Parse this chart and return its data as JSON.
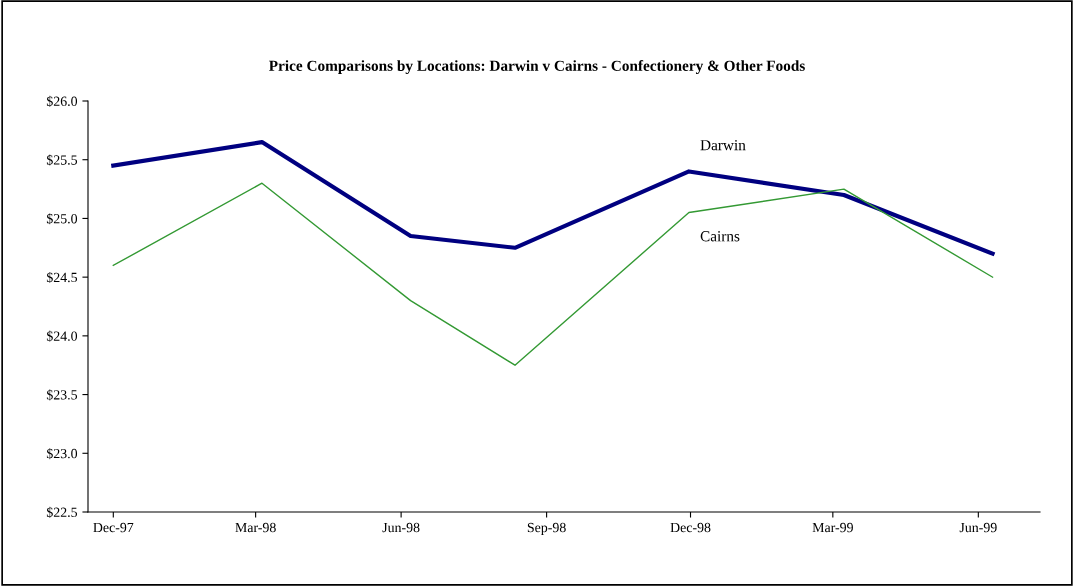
{
  "chart_data": {
    "type": "line",
    "title": "Price Comparisons by Locations: Darwin v Cairns - Confectionery & Other Foods",
    "x": [
      "1997-12-01",
      "1998-03-05",
      "1998-06-07",
      "1998-08-12",
      "1998-11-30",
      "1999-03-08",
      "1999-06-10"
    ],
    "series": [
      {
        "name": "Darwin",
        "color": "#000080",
        "values": [
          25.45,
          25.65,
          24.85,
          24.75,
          25.4,
          25.2,
          24.7
        ]
      },
      {
        "name": "Cairns",
        "color": "#339933",
        "values": [
          24.6,
          25.3,
          24.3,
          23.75,
          25.05,
          25.25,
          24.5
        ]
      }
    ],
    "xlim": [
      "1997-11-15",
      "1999-07-10"
    ],
    "xticks": [
      {
        "value": "1997-12-01",
        "label": "Dec-97"
      },
      {
        "value": "1998-03-01",
        "label": "Mar-98"
      },
      {
        "value": "1998-06-01",
        "label": "Jun-98"
      },
      {
        "value": "1998-09-01",
        "label": "Sep-98"
      },
      {
        "value": "1998-12-01",
        "label": "Dec-98"
      },
      {
        "value": "1999-03-01",
        "label": "Mar-99"
      },
      {
        "value": "1999-06-01",
        "label": "Jun-99"
      }
    ],
    "ylim": [
      22.5,
      26.0
    ],
    "yticks": [
      {
        "value": 22.5,
        "label": "$22.5"
      },
      {
        "value": 23.0,
        "label": "$23.0"
      },
      {
        "value": 23.5,
        "label": "$23.5"
      },
      {
        "value": 24.0,
        "label": "$24.0"
      },
      {
        "value": 24.5,
        "label": "$24.5"
      },
      {
        "value": 25.0,
        "label": "$25.0"
      },
      {
        "value": 25.5,
        "label": "$25.5"
      },
      {
        "value": 26.0,
        "label": "$26.0"
      }
    ],
    "grid": false,
    "legend": false,
    "marker": "none",
    "line_style": "solid"
  }
}
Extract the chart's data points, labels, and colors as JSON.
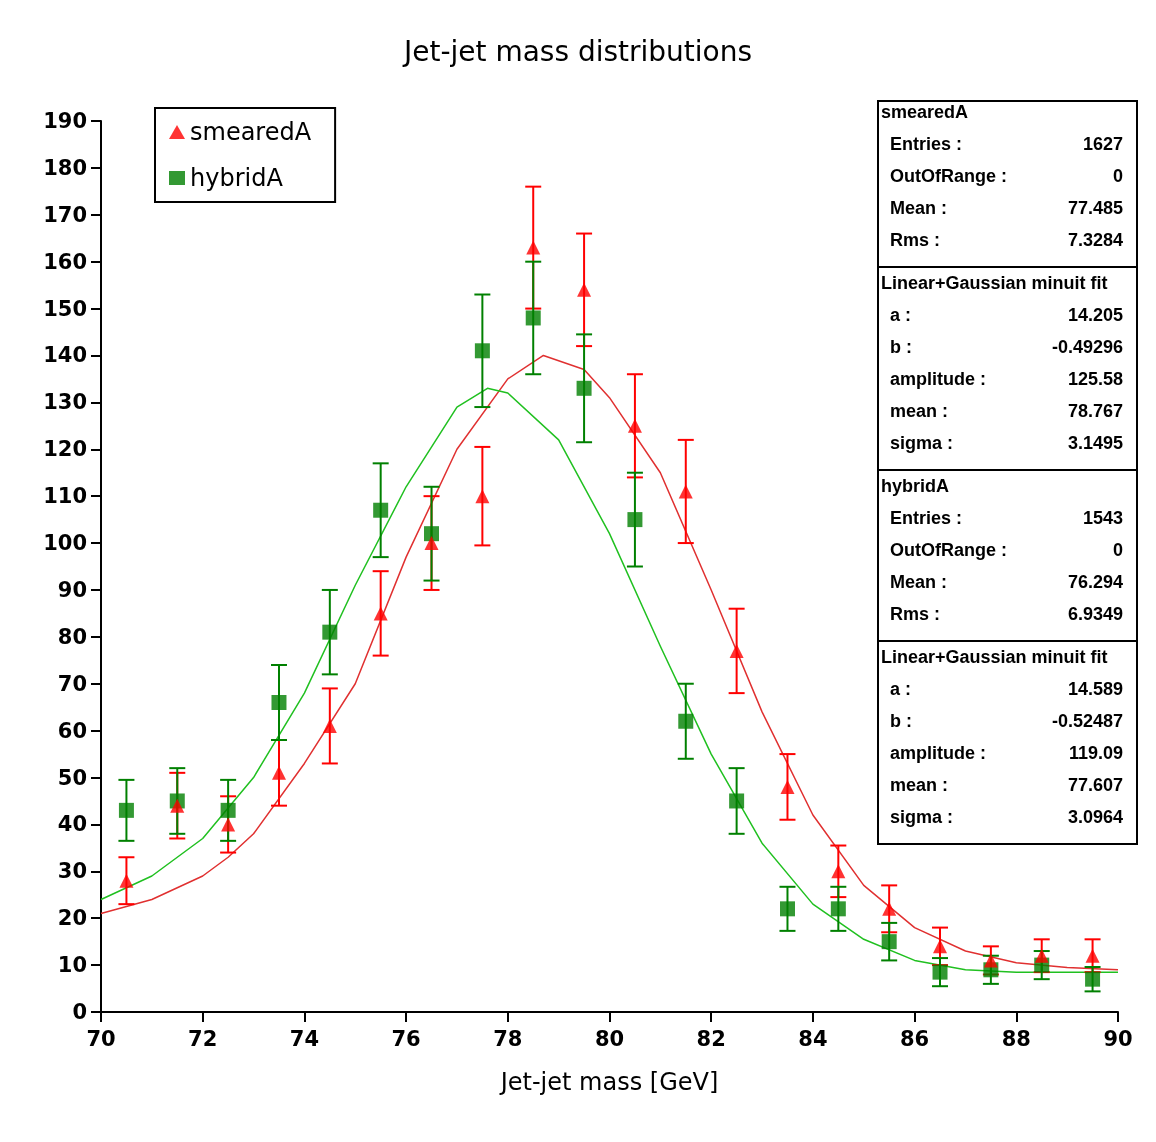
{
  "chart_data": {
    "type": "scatter",
    "title": "Jet-jet mass distributions",
    "xlabel": "Jet-jet mass [GeV]",
    "xlim": [
      70,
      90
    ],
    "xticks": [
      70,
      72,
      74,
      76,
      78,
      80,
      82,
      84,
      86,
      88,
      90
    ],
    "ylim": [
      0,
      190
    ],
    "yticks": [
      0,
      10,
      20,
      30,
      40,
      50,
      60,
      70,
      80,
      90,
      100,
      110,
      120,
      130,
      140,
      150,
      160,
      170,
      180,
      190
    ],
    "grid": false,
    "legend": "top left",
    "x": [
      70.5,
      71.5,
      72.5,
      73.5,
      74.5,
      75.5,
      76.5,
      77.5,
      78.5,
      79.5,
      80.5,
      81.5,
      82.5,
      83.5,
      84.5,
      85.5,
      86.5,
      87.5,
      88.5,
      89.5
    ],
    "series": [
      {
        "name": "smearedA",
        "marker": "triangle",
        "color": "#ff0000",
        "values": [
          28,
          44,
          40,
          51,
          61,
          85,
          100,
          110,
          163,
          154,
          125,
          111,
          77,
          48,
          30,
          22,
          14,
          11,
          12,
          12
        ],
        "errors": [
          5,
          7,
          6,
          7,
          8,
          9,
          10,
          10.5,
          13,
          12,
          11,
          11,
          9,
          7,
          5.5,
          5,
          4,
          3,
          3.5,
          3.5
        ]
      },
      {
        "name": "hybridA",
        "marker": "square",
        "color": "#008000",
        "values": [
          43,
          45,
          43,
          66,
          81,
          107,
          102,
          141,
          148,
          133,
          105,
          62,
          45,
          22,
          22,
          15,
          8.5,
          9,
          10,
          7
        ],
        "errors": [
          6.5,
          7,
          6.5,
          8,
          9,
          10,
          10,
          12,
          12,
          11.5,
          10,
          8,
          7,
          4.7,
          4.7,
          4,
          3,
          3,
          3,
          2.6
        ]
      },
      {
        "type": "line",
        "marker": "none",
        "color": "#e03030",
        "x": [
          70,
          71,
          72,
          72.5,
          73,
          74,
          75,
          76,
          77,
          78,
          78.7,
          79.5,
          80,
          81,
          82,
          83,
          84,
          85,
          86,
          87,
          88,
          89,
          90
        ],
        "values": [
          21,
          24,
          29,
          33,
          38,
          53,
          70,
          97,
          120,
          135,
          140,
          137,
          131,
          115,
          90,
          64,
          42,
          27,
          18,
          13,
          10.5,
          9.5,
          9
        ]
      },
      {
        "type": "line",
        "marker": "none",
        "color": "#20c020",
        "x": [
          70,
          71,
          72,
          73,
          74,
          75,
          76,
          77,
          77.6,
          78,
          79,
          80,
          81,
          82,
          83,
          84,
          85,
          86,
          87,
          88,
          89,
          90
        ],
        "values": [
          24,
          29,
          37,
          50,
          68,
          91,
          112,
          129,
          133,
          132,
          122,
          102,
          78,
          55,
          36,
          23,
          15.5,
          11,
          9,
          8.5,
          8.5,
          8.5
        ]
      }
    ],
    "annotations": [
      "smearedA",
      "Entries : 1627",
      "OutOfRange : 0",
      "Mean : 77.485",
      "Rms : 7.3284",
      "Linear+Gaussian minuit fit",
      "a : 14.205",
      "b : -0.49296",
      "amplitude : 125.58",
      "mean : 78.767",
      "sigma : 3.1495",
      "hybridA",
      "Entries : 1543",
      "OutOfRange : 0",
      "Mean : 76.294",
      "Rms : 6.9349",
      "Linear+Gaussian minuit fit",
      "a : 14.589",
      "b : -0.52487",
      "amplitude : 119.09",
      "mean : 77.607",
      "sigma : 3.0964"
    ]
  }
}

+ + + + +

Request :: Excluding the pictures, restate the records above word for word.

Task answer ::
Parse this chart and return its data as JSON.
{
  "chart_data": {
    "type": "line",
    "title": "Price Comparisons by Locations: Darwin v Cairns - Confectionery & Other Foods",
    "x": [
      "1997-12-01",
      "1998-03-05",
      "1998-06-07",
      "1998-08-12",
      "1998-11-30",
      "1999-03-08",
      "1999-06-10"
    ],
    "series": [
      {
        "name": "Darwin",
        "color": "#000080",
        "values": [
          25.45,
          25.65,
          24.85,
          24.75,
          25.4,
          25.2,
          24.7
        ]
      },
      {
        "name": "Cairns",
        "color": "#339933",
        "values": [
          24.6,
          25.3,
          24.3,
          23.75,
          25.05,
          25.25,
          24.5
        ]
      }
    ],
    "xlim": [
      "1997-11-15",
      "1999-07-10"
    ],
    "xticks": [
      {
        "value": "1997-12-01",
        "label": "Dec-97"
      },
      {
        "value": "1998-03-01",
        "label": "Mar-98"
      },
      {
        "value": "1998-06-01",
        "label": "Jun-98"
      },
      {
        "value": "1998-09-01",
        "label": "Sep-98"
      },
      {
        "value": "1998-12-01",
        "label": "Dec-98"
      },
      {
        "value": "1999-03-01",
        "label": "Mar-99"
      },
      {
        "value": "1999-06-01",
        "label": "Jun-99"
      }
    ],
    "ylim": [
      22.5,
      26.0
    ],
    "yticks": [
      {
        "value": 22.5,
        "label": "$22.5"
      },
      {
        "value": 23.0,
        "label": "$23.0"
      },
      {
        "value": 23.5,
        "label": "$23.5"
      },
      {
        "value": 24.0,
        "label": "$24.0"
      },
      {
        "value": 24.5,
        "label": "$24.5"
      },
      {
        "value": 25.0,
        "label": "$25.0"
      },
      {
        "value": 25.5,
        "label": "$25.5"
      },
      {
        "value": 26.0,
        "label": "$26.0"
      }
    ],
    "grid": false,
    "legend": false,
    "marker": "none",
    "line_style": "solid"
  }
}
Extract the chart's data points, labels, and colors as JSON.
{
  "chart_data": {
    "type": "scatter",
    "title": "Jet-jet mass distributions",
    "xlabel": "Jet-jet mass [GeV]",
    "xlim": [
      70,
      90
    ],
    "xticks": [
      70,
      72,
      74,
      76,
      78,
      80,
      82,
      84,
      86,
      88,
      90
    ],
    "ylim": [
      0,
      190
    ],
    "yticks": [
      0,
      10,
      20,
      30,
      40,
      50,
      60,
      70,
      80,
      90,
      100,
      110,
      120,
      130,
      140,
      150,
      160,
      170,
      180,
      190
    ],
    "grid": false,
    "legend": "top left",
    "x": [
      70.5,
      71.5,
      72.5,
      73.5,
      74.5,
      75.5,
      76.5,
      77.5,
      78.5,
      79.5,
      80.5,
      81.5,
      82.5,
      83.5,
      84.5,
      85.5,
      86.5,
      87.5,
      88.5,
      89.5
    ],
    "series": [
      {
        "name": "smearedA",
        "marker": "triangle",
        "color": "#ff0000",
        "values": [
          28,
          44,
          40,
          51,
          61,
          85,
          100,
          110,
          163,
          154,
          125,
          111,
          77,
          48,
          30,
          22,
          14,
          11,
          12,
          12
        ],
        "errors": [
          5,
          7,
          6,
          7,
          8,
          9,
          10,
          10.5,
          13,
          12,
          11,
          11,
          9,
          7,
          5.5,
          5,
          4,
          3,
          3.5,
          3.5
        ]
      },
      {
        "name": "hybridA",
        "marker": "square",
        "color": "#008000",
        "values": [
          43,
          45,
          43,
          66,
          81,
          107,
          102,
          141,
          148,
          133,
          105,
          62,
          45,
          22,
          22,
          15,
          8.5,
          9,
          10,
          7
        ],
        "errors": [
          6.5,
          7,
          6.5,
          8,
          9,
          10,
          10,
          12,
          12,
          11.5,
          10,
          8,
          7,
          4.7,
          4.7,
          4,
          3,
          3,
          3,
          2.6
        ]
      },
      {
        "type": "line",
        "marker": "none",
        "color": "#e03030",
        "x": [
          70,
          71,
          72,
          72.5,
          73,
          74,
          75,
          76,
          77,
          78,
          78.7,
          79.5,
          80,
          81,
          82,
          83,
          84,
          85,
          86,
          87,
          88,
          89,
          90
        ],
        "values": [
          21,
          24,
          29,
          33,
          38,
          53,
          70,
          97,
          120,
          135,
          140,
          137,
          131,
          115,
          90,
          64,
          42,
          27,
          18,
          13,
          10.5,
          9.5,
          9
        ]
      },
      {
        "type": "line",
        "marker": "none",
        "color": "#20c020",
        "x": [
          70,
          71,
          72,
          73,
          74,
          75,
          76,
          77,
          77.6,
          78,
          79,
          80,
          81,
          82,
          83,
          84,
          85,
          86,
          87,
          88,
          89,
          90
        ],
        "values": [
          24,
          29,
          37,
          50,
          68,
          91,
          112,
          129,
          133,
          132,
          122,
          102,
          78,
          55,
          36,
          23,
          15.5,
          11,
          9,
          8.5,
          8.5,
          8.5
        ]
      }
    ],
    "annotations": [
      "smearedA",
      "Entries : 1627",
      "OutOfRange : 0",
      "Mean : 77.485",
      "Rms : 7.3284",
      "Linear+Gaussian minuit fit",
      "a : 14.205",
      "b : -0.49296",
      "amplitude : 125.58",
      "mean : 78.767",
      "sigma : 3.1495",
      "hybridA",
      "Entries : 1543",
      "OutOfRange : 0",
      "Mean : 76.294",
      "Rms : 6.9349",
      "Linear+Gaussian minuit fit",
      "a : 14.589",
      "b : -0.52487",
      "amplitude : 119.09",
      "mean : 77.607",
      "sigma : 3.0964"
    ]
  }
}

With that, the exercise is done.